:: Data for this task

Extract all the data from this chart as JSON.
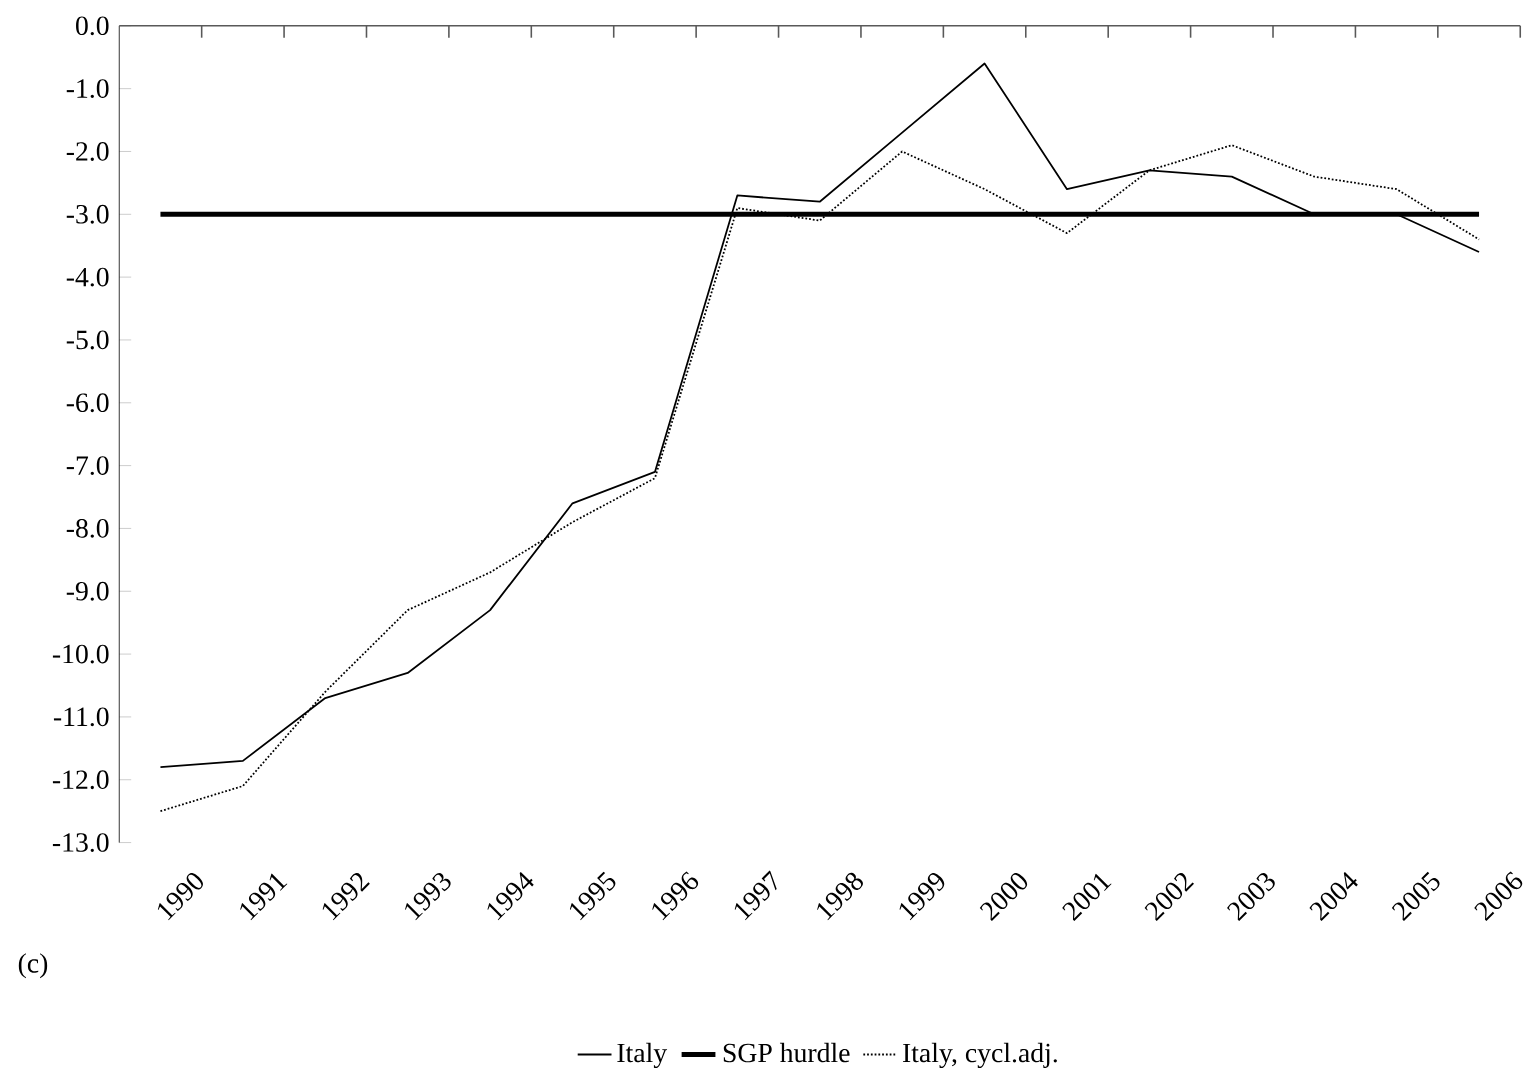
{
  "chart_data": {
    "type": "line",
    "categories": [
      "1990",
      "1991",
      "1992",
      "1993",
      "1994",
      "1995",
      "1996",
      "1997",
      "1998",
      "1999",
      "2000",
      "2001",
      "2002",
      "2003",
      "2004",
      "2005",
      "2006"
    ],
    "series": [
      {
        "name": "Italy",
        "color": "#000000",
        "line_style": "solid",
        "values": [
          -11.8,
          -11.7,
          -10.7,
          -10.3,
          -9.3,
          -7.6,
          -7.1,
          -2.7,
          -2.8,
          -1.7,
          -0.6,
          -2.6,
          -2.3,
          -2.4,
          -3.0,
          -3.0,
          -3.6
        ]
      },
      {
        "name": "Italy, cycl.adj.",
        "color": "#000000",
        "line_style": "dotted",
        "values": [
          -12.5,
          -12.1,
          -10.6,
          -9.3,
          -8.7,
          -7.9,
          -7.2,
          -2.9,
          -3.1,
          -2.0,
          -2.6,
          -3.3,
          -2.3,
          -1.9,
          -2.4,
          -2.6,
          -3.4
        ]
      }
    ],
    "ref_lines": [
      {
        "axis": "y",
        "value": -3.0,
        "label": "SGP hurdle",
        "color": "#000000",
        "line_style": "solid"
      }
    ],
    "ylim": [
      -13.0,
      0.0
    ],
    "yticks": [
      {
        "value": 0,
        "label": "0.0"
      },
      {
        "value": -1,
        "label": "-1.0"
      },
      {
        "value": -2,
        "label": "-2.0"
      },
      {
        "value": -3,
        "label": "-3.0"
      },
      {
        "value": -4,
        "label": "-4.0"
      },
      {
        "value": -5,
        "label": "-5.0"
      },
      {
        "value": -6,
        "label": "-6.0"
      },
      {
        "value": -7,
        "label": "-7.0"
      },
      {
        "value": -8,
        "label": "-8.0"
      },
      {
        "value": -9,
        "label": "-9.0"
      },
      {
        "value": -10,
        "label": "-10.0"
      },
      {
        "value": -11,
        "label": "-11.0"
      },
      {
        "value": -12,
        "label": "-12.0"
      },
      {
        "value": -13,
        "label": "-13.0"
      }
    ],
    "annotations": [
      "(c)"
    ],
    "legend": "bottom",
    "grid": false,
    "marker": "none"
  }
}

::::

▶ _Exercise aim_
Your copy should match the records word for word, with the pictures removed.

▶ _Answer to this exercise_
Extract all the data from this chart as JSON.
{
  "chart_data": {
    "type": "line",
    "categories": [
      "1990",
      "1991",
      "1992",
      "1993",
      "1994",
      "1995",
      "1996",
      "1997",
      "1998",
      "1999",
      "2000",
      "2001",
      "2002",
      "2003",
      "2004",
      "2005",
      "2006"
    ],
    "series": [
      {
        "name": "Italy",
        "color": "#000000",
        "line_style": "solid",
        "values": [
          -11.8,
          -11.7,
          -10.7,
          -10.3,
          -9.3,
          -7.6,
          -7.1,
          -2.7,
          -2.8,
          -1.7,
          -0.6,
          -2.6,
          -2.3,
          -2.4,
          -3.0,
          -3.0,
          -3.6
        ]
      },
      {
        "name": "Italy, cycl.adj.",
        "color": "#000000",
        "line_style": "dotted",
        "values": [
          -12.5,
          -12.1,
          -10.6,
          -9.3,
          -8.7,
          -7.9,
          -7.2,
          -2.9,
          -3.1,
          -2.0,
          -2.6,
          -3.3,
          -2.3,
          -1.9,
          -2.4,
          -2.6,
          -3.4
        ]
      }
    ],
    "ref_lines": [
      {
        "axis": "y",
        "value": -3.0,
        "label": "SGP hurdle",
        "color": "#000000",
        "line_style": "solid"
      }
    ],
    "ylim": [
      -13.0,
      0.0
    ],
    "yticks": [
      {
        "value": 0,
        "label": "0.0"
      },
      {
        "value": -1,
        "label": "-1.0"
      },
      {
        "value": -2,
        "label": "-2.0"
      },
      {
        "value": -3,
        "label": "-3.0"
      },
      {
        "value": -4,
        "label": "-4.0"
      },
      {
        "value": -5,
        "label": "-5.0"
      },
      {
        "value": -6,
        "label": "-6.0"
      },
      {
        "value": -7,
        "label": "-7.0"
      },
      {
        "value": -8,
        "label": "-8.0"
      },
      {
        "value": -9,
        "label": "-9.0"
      },
      {
        "value": -10,
        "label": "-10.0"
      },
      {
        "value": -11,
        "label": "-11.0"
      },
      {
        "value": -12,
        "label": "-12.0"
      },
      {
        "value": -13,
        "label": "-13.0"
      }
    ],
    "annotations": [
      "(c)"
    ],
    "legend": "bottom",
    "grid": false,
    "marker": "none"
  }
}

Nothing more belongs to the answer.